## [The task]
Look through the data below. Pick out the lines holding the string "altid".

═══ Supplied entries ═══

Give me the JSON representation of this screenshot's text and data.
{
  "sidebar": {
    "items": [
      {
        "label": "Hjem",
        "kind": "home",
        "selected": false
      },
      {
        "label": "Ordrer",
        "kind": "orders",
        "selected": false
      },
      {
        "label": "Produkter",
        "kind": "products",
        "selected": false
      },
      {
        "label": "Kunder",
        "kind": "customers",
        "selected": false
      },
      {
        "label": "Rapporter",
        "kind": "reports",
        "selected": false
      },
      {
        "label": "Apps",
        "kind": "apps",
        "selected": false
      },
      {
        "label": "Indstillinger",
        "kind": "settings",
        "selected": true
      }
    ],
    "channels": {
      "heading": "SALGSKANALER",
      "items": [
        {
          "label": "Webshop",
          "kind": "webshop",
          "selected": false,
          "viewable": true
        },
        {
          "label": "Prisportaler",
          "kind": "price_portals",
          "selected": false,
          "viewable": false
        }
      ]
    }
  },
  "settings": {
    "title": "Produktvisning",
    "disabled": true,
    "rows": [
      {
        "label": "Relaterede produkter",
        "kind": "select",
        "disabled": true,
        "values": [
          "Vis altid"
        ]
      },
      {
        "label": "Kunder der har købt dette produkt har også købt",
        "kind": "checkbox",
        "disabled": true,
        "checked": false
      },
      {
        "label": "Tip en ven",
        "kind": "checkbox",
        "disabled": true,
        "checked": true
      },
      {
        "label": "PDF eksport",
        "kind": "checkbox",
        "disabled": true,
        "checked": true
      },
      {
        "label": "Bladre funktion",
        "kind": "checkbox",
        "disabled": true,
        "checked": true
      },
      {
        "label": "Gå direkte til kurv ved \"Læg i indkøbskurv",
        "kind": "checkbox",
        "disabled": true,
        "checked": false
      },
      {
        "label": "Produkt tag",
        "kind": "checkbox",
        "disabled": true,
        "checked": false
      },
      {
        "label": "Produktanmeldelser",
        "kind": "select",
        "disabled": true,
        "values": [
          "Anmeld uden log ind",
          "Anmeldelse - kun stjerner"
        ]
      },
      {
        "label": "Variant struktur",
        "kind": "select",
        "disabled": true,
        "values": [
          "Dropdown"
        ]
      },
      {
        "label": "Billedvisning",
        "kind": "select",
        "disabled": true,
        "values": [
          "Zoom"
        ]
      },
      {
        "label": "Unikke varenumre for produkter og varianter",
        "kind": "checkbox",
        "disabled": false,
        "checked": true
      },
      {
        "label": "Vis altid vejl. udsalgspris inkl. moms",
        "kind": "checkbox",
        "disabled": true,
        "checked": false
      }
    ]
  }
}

═══

## [Solved exercise]
          "Vis altid"
        "label": "Vis altid vejl. udsalgspris inkl. moms",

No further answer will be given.